PROBLEM: Copy the records below exactly, omitting any pictures they contain.

─── INPUT FOR THIS TASK ───

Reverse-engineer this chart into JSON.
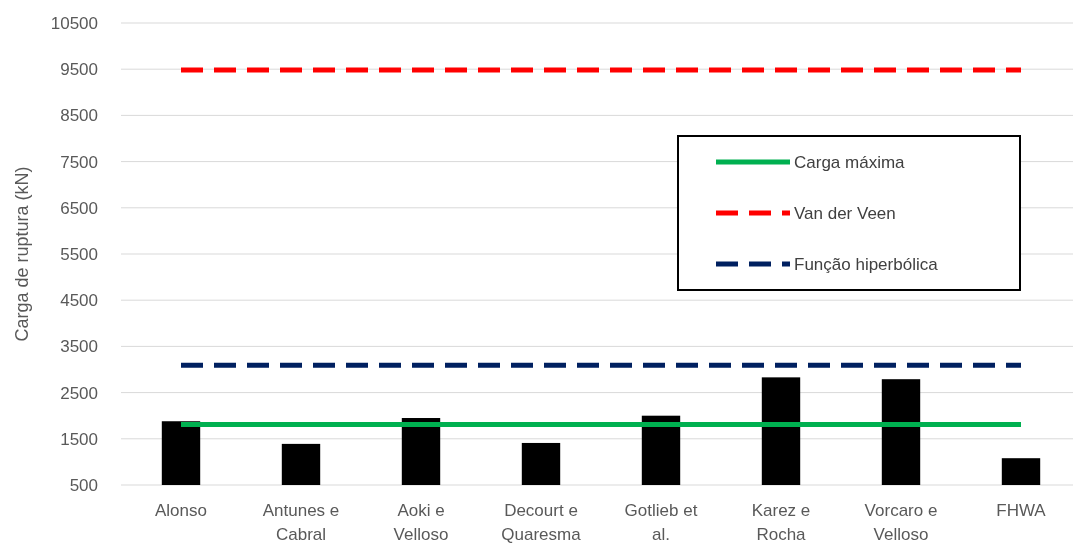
{
  "chart_data": {
    "type": "bar",
    "ylabel": "Carga de ruptura (kN)",
    "categories": [
      "Alonso",
      "Antunes e Cabral",
      "Aoki e Velloso",
      "Decourt e Quaresma",
      "Gotlieb et al.",
      "Karez e Rocha",
      "Vorcaro e Velloso",
      "FHWA"
    ],
    "series": [
      {
        "color": "#000000",
        "values": [
          1880,
          1390,
          1950,
          1410,
          2000,
          2830,
          2790,
          1080
        ]
      },
      {
        "type": "line",
        "name": "Carga máxima",
        "color": "#00b050",
        "line_style": "solid",
        "values": [
          1810,
          1810,
          1810,
          1810,
          1810,
          1810,
          1810,
          1810
        ]
      },
      {
        "type": "line",
        "name": "Van der Veen",
        "color": "#ff0000",
        "line_style": "dashed",
        "values": [
          9480,
          9480,
          9480,
          9480,
          9480,
          9480,
          9480,
          9480
        ]
      },
      {
        "type": "line",
        "name": "Função hiperbólica",
        "color": "#002060",
        "line_style": "dashed",
        "values": [
          3090,
          3090,
          3090,
          3090,
          3090,
          3090,
          3090,
          3090
        ]
      }
    ],
    "ylim": [
      500,
      10500
    ],
    "yticks": [
      500,
      1500,
      2500,
      3500,
      4500,
      5500,
      6500,
      7500,
      8500,
      9500,
      10500
    ],
    "grid": "y",
    "legend": "right"
  }
}
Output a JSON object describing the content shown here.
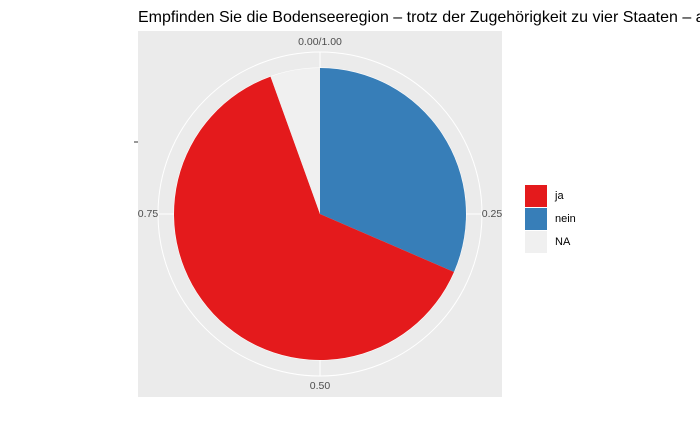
{
  "chart_data": {
    "type": "pie",
    "title": "Empfinden Sie die Bodenseeregion – trotz der Zugehörigkeit zu vier Staaten – als gemeinsamen Lebensraum?",
    "xlabel": "",
    "ylabel": "",
    "slices": [
      {
        "label": "nein",
        "value": 0.315,
        "color": "#377EB8"
      },
      {
        "label": "ja",
        "value": 0.63,
        "color": "#E41A1C"
      },
      {
        "label": "NA",
        "value": 0.055,
        "color": "#F0F0F0"
      }
    ],
    "angular_ticks": [
      "0.00/1.00",
      "0.25",
      "0.50",
      "0.75"
    ],
    "legend": {
      "position": "right",
      "entries": [
        {
          "label": "ja",
          "color": "#E41A1C"
        },
        {
          "label": "nein",
          "color": "#377EB8"
        },
        {
          "label": "NA",
          "color": "#F0F0F0"
        }
      ]
    },
    "panel_background": "#EBEBEB",
    "grid_color": "#FFFFFF"
  }
}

───

WRITTEN ANSWER:
Reverse-engineer this chart into JSON.
{
  "chart_data": {
    "type": "bar",
    "ylabel": "Carga de ruptura (kN)",
    "categories": [
      "Alonso",
      "Antunes e Cabral",
      "Aoki e Velloso",
      "Decourt e Quaresma",
      "Gotlieb et al.",
      "Karez e Rocha",
      "Vorcaro e Velloso",
      "FHWA"
    ],
    "series": [
      {
        "color": "#000000",
        "values": [
          1880,
          1390,
          1950,
          1410,
          2000,
          2830,
          2790,
          1080
        ]
      },
      {
        "type": "line",
        "name": "Carga máxima",
        "color": "#00b050",
        "line_style": "solid",
        "values": [
          1810,
          1810,
          1810,
          1810,
          1810,
          1810,
          1810,
          1810
        ]
      },
      {
        "type": "line",
        "name": "Van der Veen",
        "color": "#ff0000",
        "line_style": "dashed",
        "values": [
          9480,
          9480,
          9480,
          9480,
          9480,
          9480,
          9480,
          9480
        ]
      },
      {
        "type": "line",
        "name": "Função hiperbólica",
        "color": "#002060",
        "line_style": "dashed",
        "values": [
          3090,
          3090,
          3090,
          3090,
          3090,
          3090,
          3090,
          3090
        ]
      }
    ],
    "ylim": [
      500,
      10500
    ],
    "yticks": [
      500,
      1500,
      2500,
      3500,
      4500,
      5500,
      6500,
      7500,
      8500,
      9500,
      10500
    ],
    "grid": "y",
    "legend": "right"
  }
}
Output a JSON object describing the content shown here.
{
  "chart_data": {
    "type": "pie",
    "title": "Empfinden Sie die Bodenseeregion – trotz der Zugehörigkeit zu vier Staaten – als gemeinsamen Lebensraum?",
    "xlabel": "",
    "ylabel": "",
    "slices": [
      {
        "label": "nein",
        "value": 0.315,
        "color": "#377EB8"
      },
      {
        "label": "ja",
        "value": 0.63,
        "color": "#E41A1C"
      },
      {
        "label": "NA",
        "value": 0.055,
        "color": "#F0F0F0"
      }
    ],
    "angular_ticks": [
      "0.00/1.00",
      "0.25",
      "0.50",
      "0.75"
    ],
    "legend": {
      "position": "right",
      "entries": [
        {
          "label": "ja",
          "color": "#E41A1C"
        },
        {
          "label": "nein",
          "color": "#377EB8"
        },
        {
          "label": "NA",
          "color": "#F0F0F0"
        }
      ]
    },
    "panel_background": "#EBEBEB",
    "grid_color": "#FFFFFF"
  }
}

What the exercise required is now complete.